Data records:

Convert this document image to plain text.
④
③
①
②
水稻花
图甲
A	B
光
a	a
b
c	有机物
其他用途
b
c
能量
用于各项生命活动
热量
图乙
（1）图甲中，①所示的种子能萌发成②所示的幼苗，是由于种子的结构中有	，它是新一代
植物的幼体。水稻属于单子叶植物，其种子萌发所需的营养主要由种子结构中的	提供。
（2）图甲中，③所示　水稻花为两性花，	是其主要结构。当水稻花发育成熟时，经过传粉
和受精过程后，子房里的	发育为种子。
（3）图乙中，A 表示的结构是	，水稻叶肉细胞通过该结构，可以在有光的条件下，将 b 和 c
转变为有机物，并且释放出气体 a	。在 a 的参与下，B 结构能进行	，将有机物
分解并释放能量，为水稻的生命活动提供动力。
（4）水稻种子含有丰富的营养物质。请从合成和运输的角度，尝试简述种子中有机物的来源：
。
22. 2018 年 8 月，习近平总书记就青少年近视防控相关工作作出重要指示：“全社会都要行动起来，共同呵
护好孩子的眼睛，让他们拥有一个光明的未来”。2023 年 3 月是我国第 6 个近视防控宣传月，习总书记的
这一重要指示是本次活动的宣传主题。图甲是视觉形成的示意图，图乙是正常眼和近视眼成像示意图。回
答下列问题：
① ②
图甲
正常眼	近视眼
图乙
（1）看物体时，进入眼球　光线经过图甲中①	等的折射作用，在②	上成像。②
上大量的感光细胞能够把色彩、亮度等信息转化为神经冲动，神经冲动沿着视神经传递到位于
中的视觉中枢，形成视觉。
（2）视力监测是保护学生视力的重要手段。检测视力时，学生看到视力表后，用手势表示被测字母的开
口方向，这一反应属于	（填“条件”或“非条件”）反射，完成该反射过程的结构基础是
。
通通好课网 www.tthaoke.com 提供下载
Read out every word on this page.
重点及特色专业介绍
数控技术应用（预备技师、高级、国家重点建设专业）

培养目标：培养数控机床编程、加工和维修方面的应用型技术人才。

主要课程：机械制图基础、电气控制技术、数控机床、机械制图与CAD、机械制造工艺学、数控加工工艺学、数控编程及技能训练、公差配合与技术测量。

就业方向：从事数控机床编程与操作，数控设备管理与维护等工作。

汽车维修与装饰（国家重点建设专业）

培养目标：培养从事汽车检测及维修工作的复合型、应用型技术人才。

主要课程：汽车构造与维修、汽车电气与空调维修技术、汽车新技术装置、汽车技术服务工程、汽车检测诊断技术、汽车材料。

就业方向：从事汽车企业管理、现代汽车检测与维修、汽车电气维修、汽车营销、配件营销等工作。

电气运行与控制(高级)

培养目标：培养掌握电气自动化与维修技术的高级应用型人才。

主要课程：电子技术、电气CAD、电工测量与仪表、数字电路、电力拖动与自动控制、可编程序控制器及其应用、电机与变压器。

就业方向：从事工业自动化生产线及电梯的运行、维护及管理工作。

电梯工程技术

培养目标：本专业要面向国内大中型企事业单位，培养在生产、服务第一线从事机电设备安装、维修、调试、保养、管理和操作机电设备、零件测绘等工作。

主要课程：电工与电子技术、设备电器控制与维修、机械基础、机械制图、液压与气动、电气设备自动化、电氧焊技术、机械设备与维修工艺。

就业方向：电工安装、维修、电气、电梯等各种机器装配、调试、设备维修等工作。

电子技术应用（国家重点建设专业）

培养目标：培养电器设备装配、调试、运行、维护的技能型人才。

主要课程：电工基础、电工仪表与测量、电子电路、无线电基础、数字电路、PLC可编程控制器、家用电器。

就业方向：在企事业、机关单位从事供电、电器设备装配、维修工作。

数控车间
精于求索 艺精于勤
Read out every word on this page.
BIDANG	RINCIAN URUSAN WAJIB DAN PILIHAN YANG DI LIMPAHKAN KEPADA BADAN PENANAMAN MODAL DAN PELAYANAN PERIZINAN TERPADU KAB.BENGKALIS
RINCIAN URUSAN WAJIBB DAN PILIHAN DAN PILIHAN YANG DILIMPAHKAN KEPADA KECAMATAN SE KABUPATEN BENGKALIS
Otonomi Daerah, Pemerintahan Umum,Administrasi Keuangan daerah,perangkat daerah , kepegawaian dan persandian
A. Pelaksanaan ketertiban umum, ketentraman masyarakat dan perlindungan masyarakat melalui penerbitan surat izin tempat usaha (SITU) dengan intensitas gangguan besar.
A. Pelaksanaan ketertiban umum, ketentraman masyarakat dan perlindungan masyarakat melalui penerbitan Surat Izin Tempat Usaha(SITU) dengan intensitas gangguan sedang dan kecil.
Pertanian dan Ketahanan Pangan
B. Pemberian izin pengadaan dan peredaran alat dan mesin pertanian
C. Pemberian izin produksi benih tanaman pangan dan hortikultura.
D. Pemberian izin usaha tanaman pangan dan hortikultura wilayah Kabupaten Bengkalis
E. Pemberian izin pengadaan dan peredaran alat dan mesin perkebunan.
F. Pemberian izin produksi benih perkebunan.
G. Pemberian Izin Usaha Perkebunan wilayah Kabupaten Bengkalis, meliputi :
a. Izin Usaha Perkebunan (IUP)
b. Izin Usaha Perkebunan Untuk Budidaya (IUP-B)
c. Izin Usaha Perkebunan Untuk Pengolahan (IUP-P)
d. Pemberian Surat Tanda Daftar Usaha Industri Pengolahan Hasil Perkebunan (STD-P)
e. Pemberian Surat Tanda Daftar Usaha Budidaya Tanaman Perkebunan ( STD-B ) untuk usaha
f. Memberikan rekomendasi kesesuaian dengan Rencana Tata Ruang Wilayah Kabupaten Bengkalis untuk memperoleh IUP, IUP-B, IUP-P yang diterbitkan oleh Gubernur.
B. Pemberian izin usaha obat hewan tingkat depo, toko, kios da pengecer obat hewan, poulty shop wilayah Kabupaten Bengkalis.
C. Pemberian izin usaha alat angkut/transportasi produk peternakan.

◆ **Requirements**
Show the lines where the word "数字电路" appears in the entries.

◆ **Solution for this exercise**
主要课程：电子技术、电气CAD、电工测量与仪表、数字电路、电力拖动与自动控制、可编程序控制器及其应用、电机与变压器。
主要课程：电工基础、电工仪表与测量、电子电路、无线电基础、数字电路、PLC可编程控制器、家用电器。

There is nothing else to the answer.